**Description of the task**
For each line below that contains the word "connection", return that line.

Interface dataset entries:
==========

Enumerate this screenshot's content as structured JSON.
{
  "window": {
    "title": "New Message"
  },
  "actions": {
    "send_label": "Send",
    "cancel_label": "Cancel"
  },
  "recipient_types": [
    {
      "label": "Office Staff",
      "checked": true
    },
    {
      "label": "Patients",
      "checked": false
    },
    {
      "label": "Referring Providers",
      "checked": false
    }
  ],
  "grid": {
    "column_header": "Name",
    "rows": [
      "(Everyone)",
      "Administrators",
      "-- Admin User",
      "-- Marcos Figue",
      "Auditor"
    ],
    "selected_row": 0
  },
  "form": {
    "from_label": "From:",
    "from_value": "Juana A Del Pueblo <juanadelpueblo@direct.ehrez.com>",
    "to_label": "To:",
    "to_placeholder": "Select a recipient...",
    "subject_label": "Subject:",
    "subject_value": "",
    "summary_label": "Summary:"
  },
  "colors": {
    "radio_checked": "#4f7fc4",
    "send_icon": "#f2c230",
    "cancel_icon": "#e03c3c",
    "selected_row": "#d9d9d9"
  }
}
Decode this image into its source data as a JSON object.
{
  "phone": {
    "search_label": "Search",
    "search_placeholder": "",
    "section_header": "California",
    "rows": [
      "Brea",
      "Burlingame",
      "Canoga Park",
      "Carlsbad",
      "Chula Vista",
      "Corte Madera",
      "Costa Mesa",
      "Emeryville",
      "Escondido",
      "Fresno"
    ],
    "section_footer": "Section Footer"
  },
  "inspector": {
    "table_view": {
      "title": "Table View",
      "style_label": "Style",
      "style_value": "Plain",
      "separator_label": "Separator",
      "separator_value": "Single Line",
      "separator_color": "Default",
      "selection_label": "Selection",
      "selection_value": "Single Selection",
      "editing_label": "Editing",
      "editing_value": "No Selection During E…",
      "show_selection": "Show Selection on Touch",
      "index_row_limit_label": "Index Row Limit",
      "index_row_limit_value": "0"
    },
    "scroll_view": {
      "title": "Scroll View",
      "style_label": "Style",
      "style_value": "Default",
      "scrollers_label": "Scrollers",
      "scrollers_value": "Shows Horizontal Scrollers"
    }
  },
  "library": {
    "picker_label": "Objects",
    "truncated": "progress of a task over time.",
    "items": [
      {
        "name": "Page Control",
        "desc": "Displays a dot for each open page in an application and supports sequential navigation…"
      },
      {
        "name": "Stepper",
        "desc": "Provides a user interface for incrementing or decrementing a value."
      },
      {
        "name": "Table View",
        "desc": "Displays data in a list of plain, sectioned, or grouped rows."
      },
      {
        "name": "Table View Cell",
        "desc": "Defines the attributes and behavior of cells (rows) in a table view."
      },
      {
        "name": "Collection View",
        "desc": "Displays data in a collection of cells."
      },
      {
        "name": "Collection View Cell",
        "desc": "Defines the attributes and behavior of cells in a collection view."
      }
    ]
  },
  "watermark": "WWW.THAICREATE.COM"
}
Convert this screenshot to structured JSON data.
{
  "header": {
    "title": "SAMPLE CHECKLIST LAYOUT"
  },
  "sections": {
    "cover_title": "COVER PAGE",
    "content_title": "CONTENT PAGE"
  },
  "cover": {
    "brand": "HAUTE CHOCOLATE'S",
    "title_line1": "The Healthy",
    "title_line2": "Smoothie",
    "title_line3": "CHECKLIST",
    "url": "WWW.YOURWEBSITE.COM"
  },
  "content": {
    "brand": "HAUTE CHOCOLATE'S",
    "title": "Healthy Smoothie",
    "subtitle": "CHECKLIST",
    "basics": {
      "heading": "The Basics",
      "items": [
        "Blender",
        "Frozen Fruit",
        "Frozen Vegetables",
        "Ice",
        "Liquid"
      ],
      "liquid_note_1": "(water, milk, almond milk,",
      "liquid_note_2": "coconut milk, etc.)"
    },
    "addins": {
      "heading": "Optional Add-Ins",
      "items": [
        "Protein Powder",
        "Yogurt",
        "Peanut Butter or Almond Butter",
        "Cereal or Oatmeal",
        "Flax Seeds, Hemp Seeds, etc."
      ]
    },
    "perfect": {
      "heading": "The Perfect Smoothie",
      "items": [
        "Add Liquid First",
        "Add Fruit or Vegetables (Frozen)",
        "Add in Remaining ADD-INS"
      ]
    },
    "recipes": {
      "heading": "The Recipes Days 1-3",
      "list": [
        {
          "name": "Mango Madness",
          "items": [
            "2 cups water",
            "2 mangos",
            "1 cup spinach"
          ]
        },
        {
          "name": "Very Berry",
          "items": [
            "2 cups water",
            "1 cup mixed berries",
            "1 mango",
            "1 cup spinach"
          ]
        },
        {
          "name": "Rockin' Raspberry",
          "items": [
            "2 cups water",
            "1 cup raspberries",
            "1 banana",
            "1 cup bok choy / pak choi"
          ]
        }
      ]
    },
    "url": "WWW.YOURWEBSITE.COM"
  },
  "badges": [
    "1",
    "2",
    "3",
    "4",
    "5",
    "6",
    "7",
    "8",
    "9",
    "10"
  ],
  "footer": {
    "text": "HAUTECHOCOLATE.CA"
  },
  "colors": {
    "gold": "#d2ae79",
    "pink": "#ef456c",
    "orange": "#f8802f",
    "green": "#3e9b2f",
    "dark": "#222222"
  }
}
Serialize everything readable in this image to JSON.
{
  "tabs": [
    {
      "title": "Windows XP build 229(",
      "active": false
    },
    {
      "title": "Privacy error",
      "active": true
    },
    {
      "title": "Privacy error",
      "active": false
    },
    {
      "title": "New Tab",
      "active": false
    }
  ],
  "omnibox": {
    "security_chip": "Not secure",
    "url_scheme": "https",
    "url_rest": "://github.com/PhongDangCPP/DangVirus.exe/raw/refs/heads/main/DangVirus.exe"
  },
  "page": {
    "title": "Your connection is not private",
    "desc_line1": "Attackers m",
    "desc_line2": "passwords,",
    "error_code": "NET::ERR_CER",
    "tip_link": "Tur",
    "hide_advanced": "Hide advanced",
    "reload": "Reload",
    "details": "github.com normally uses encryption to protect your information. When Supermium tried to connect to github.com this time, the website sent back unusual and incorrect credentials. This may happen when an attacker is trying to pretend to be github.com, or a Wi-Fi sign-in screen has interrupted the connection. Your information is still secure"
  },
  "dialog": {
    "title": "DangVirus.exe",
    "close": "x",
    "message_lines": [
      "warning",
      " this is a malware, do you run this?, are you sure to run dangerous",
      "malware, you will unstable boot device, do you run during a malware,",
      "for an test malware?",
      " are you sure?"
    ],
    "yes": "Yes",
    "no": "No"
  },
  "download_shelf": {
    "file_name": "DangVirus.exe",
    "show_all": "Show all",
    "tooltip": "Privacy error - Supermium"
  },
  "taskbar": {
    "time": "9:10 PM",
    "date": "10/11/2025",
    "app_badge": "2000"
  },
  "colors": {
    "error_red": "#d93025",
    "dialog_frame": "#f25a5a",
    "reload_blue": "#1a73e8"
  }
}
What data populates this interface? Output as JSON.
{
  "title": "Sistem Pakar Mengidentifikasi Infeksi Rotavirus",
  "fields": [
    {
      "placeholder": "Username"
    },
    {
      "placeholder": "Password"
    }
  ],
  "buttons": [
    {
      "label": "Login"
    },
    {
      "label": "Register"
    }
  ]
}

==========

**Result for this task**
    "title": "Your connection is not private",
    "details": "github.com normally uses encryption to protect your information. When Supermium tried to connect to github.com this time, the website sent back unusual and incorrect credentials. This may happen when an attacker is trying to pretend to be github.com, or a Wi-Fi sign-in screen has interrupted the connection. Your information is still secure"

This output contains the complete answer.